# Extracts from a graphics dataset:
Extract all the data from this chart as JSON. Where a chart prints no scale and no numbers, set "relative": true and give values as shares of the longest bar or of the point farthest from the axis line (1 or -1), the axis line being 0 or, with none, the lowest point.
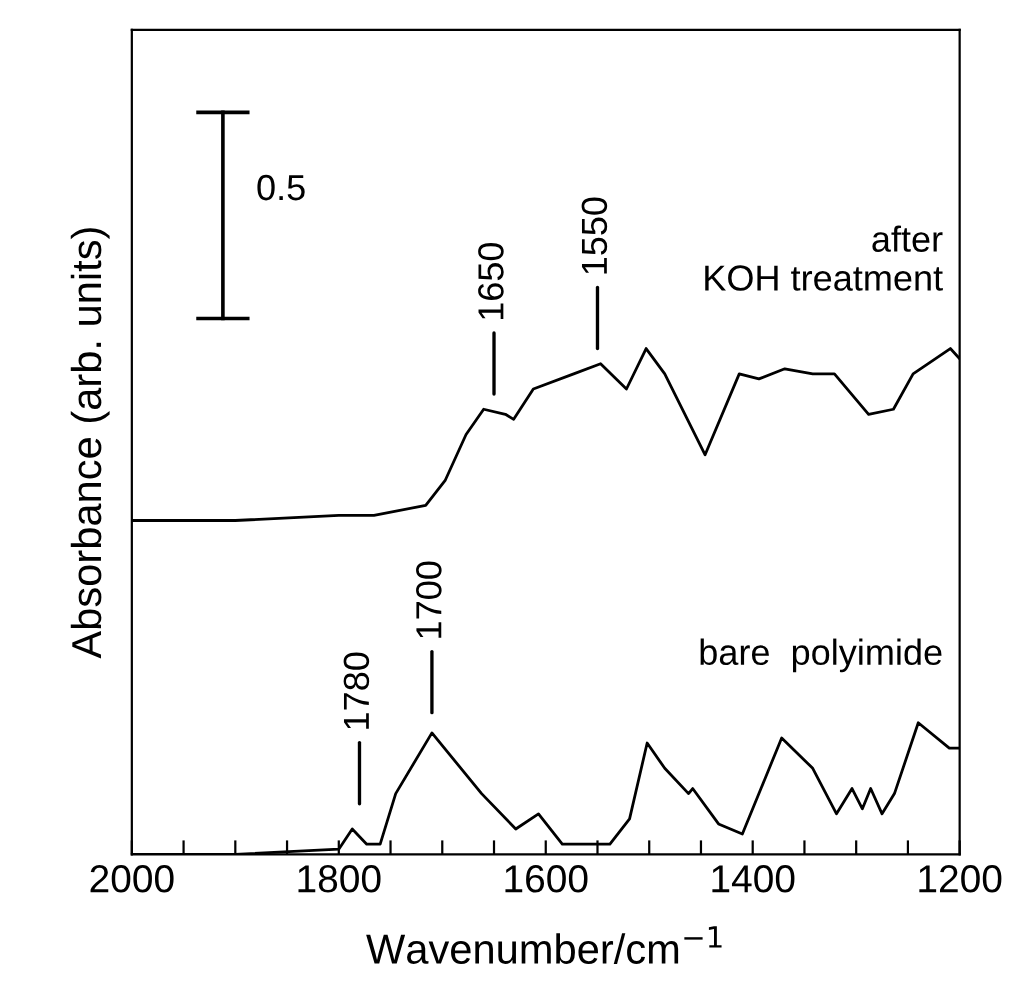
{
  "chart_data": {
    "type": "line",
    "relative": true,
    "xlabel": "Wavenumber/cm$^{−1}$",
    "ylabel": "Absorbance (arb. units)",
    "xlim": [
      2000,
      1200
    ],
    "xticks": [
      2000,
      {
        "value": 1950,
        "label": null
      },
      {
        "value": 1900,
        "label": null
      },
      {
        "value": 1850,
        "label": null
      },
      1800,
      {
        "value": 1750,
        "label": null
      },
      {
        "value": 1700,
        "label": null
      },
      {
        "value": 1650,
        "label": null
      },
      1600,
      {
        "value": 1550,
        "label": null
      },
      {
        "value": 1500,
        "label": null
      },
      {
        "value": 1450,
        "label": null
      },
      1400,
      {
        "value": 1350,
        "label": null
      },
      {
        "value": 1300,
        "label": null
      },
      {
        "value": 1250,
        "label": null
      },
      1200
    ],
    "tick_labels": "x",
    "grid": false,
    "legend": false,
    "marker": "none",
    "line_style": "solid",
    "series": [
      {
        "name": "after\nKOH treatment",
        "color": "#000000",
        "x": [
          2000,
          1900,
          1800,
          1766,
          1716,
          1697,
          1677,
          1660,
          1639,
          1631,
          1612,
          1573,
          1547,
          1522,
          1503,
          1485,
          1446,
          1413,
          1394,
          1369,
          1342,
          1321,
          1288,
          1264,
          1245,
          1209,
          1200
        ],
        "values": [
          0.66,
          0.66,
          0.67,
          0.67,
          0.69,
          0.74,
          0.83,
          0.88,
          0.87,
          0.86,
          0.92,
          0.95,
          0.97,
          0.92,
          1.0,
          0.95,
          0.79,
          0.95,
          0.94,
          0.96,
          0.95,
          0.95,
          0.87,
          0.88,
          0.95,
          1.0,
          0.98
        ]
      },
      {
        "name": "bare  polyimide",
        "color": "#000000",
        "x": [
          2000,
          1900,
          1800,
          1787,
          1773,
          1760,
          1745,
          1710,
          1694,
          1662,
          1629,
          1607,
          1584,
          1538,
          1519,
          1502,
          1485,
          1462,
          1458,
          1433,
          1410,
          1372,
          1342,
          1319,
          1304,
          1294,
          1286,
          1275,
          1263,
          1240,
          1210,
          1200
        ],
        "values": [
          0.0,
          0.0,
          0.01,
          0.05,
          0.02,
          0.02,
          0.12,
          0.24,
          0.2,
          0.12,
          0.05,
          0.08,
          0.02,
          0.02,
          0.07,
          0.22,
          0.17,
          0.12,
          0.13,
          0.06,
          0.04,
          0.23,
          0.17,
          0.08,
          0.13,
          0.09,
          0.13,
          0.08,
          0.12,
          0.26,
          0.21,
          0.21
        ]
      }
    ],
    "annotations": [
      {
        "text": "1650",
        "x": 1650,
        "y": 0.87
      },
      {
        "text": "1550",
        "x": 1550,
        "y": 0.96
      },
      {
        "text": "1780",
        "x": 1780,
        "y": 0.06
      },
      {
        "text": "1700",
        "x": 1710,
        "y": 0.24
      },
      "0.5"
    ]
  }
}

# Objective:
Write the listing above out again exactly, dropping each image.

# Complete output:
Extract all the data from this chart as JSON. Where a chart prints no scale and no numbers, set "relative": true and give values as shares of the longest bar or of the point farthest from the axis line (1 or -1), the axis line being 0 or, with none, the lowest point.
{
  "chart_data": {
    "type": "line",
    "relative": true,
    "xlabel": "Wavenumber/cm$^{−1}$",
    "ylabel": "Absorbance (arb. units)",
    "xlim": [
      2000,
      1200
    ],
    "xticks": [
      2000,
      {
        "value": 1950,
        "label": null
      },
      {
        "value": 1900,
        "label": null
      },
      {
        "value": 1850,
        "label": null
      },
      1800,
      {
        "value": 1750,
        "label": null
      },
      {
        "value": 1700,
        "label": null
      },
      {
        "value": 1650,
        "label": null
      },
      1600,
      {
        "value": 1550,
        "label": null
      },
      {
        "value": 1500,
        "label": null
      },
      {
        "value": 1450,
        "label": null
      },
      1400,
      {
        "value": 1350,
        "label": null
      },
      {
        "value": 1300,
        "label": null
      },
      {
        "value": 1250,
        "label": null
      },
      1200
    ],
    "tick_labels": "x",
    "grid": false,
    "legend": false,
    "marker": "none",
    "line_style": "solid",
    "series": [
      {
        "name": "after\nKOH treatment",
        "color": "#000000",
        "x": [
          2000,
          1900,
          1800,
          1766,
          1716,
          1697,
          1677,
          1660,
          1639,
          1631,
          1612,
          1573,
          1547,
          1522,
          1503,
          1485,
          1446,
          1413,
          1394,
          1369,
          1342,
          1321,
          1288,
          1264,
          1245,
          1209,
          1200
        ],
        "values": [
          0.66,
          0.66,
          0.67,
          0.67,
          0.69,
          0.74,
          0.83,
          0.88,
          0.87,
          0.86,
          0.92,
          0.95,
          0.97,
          0.92,
          1.0,
          0.95,
          0.79,
          0.95,
          0.94,
          0.96,
          0.95,
          0.95,
          0.87,
          0.88,
          0.95,
          1.0,
          0.98
        ]
      },
      {
        "name": "bare  polyimide",
        "color": "#000000",
        "x": [
          2000,
          1900,
          1800,
          1787,
          1773,
          1760,
          1745,
          1710,
          1694,
          1662,
          1629,
          1607,
          1584,
          1538,
          1519,
          1502,
          1485,
          1462,
          1458,
          1433,
          1410,
          1372,
          1342,
          1319,
          1304,
          1294,
          1286,
          1275,
          1263,
          1240,
          1210,
          1200
        ],
        "values": [
          0.0,
          0.0,
          0.01,
          0.05,
          0.02,
          0.02,
          0.12,
          0.24,
          0.2,
          0.12,
          0.05,
          0.08,
          0.02,
          0.02,
          0.07,
          0.22,
          0.17,
          0.12,
          0.13,
          0.06,
          0.04,
          0.23,
          0.17,
          0.08,
          0.13,
          0.09,
          0.13,
          0.08,
          0.12,
          0.26,
          0.21,
          0.21
        ]
      }
    ],
    "annotations": [
      {
        "text": "1650",
        "x": 1650,
        "y": 0.87
      },
      {
        "text": "1550",
        "x": 1550,
        "y": 0.96
      },
      {
        "text": "1780",
        "x": 1780,
        "y": 0.06
      },
      {
        "text": "1700",
        "x": 1710,
        "y": 0.24
      },
      "0.5"
    ]
  }
}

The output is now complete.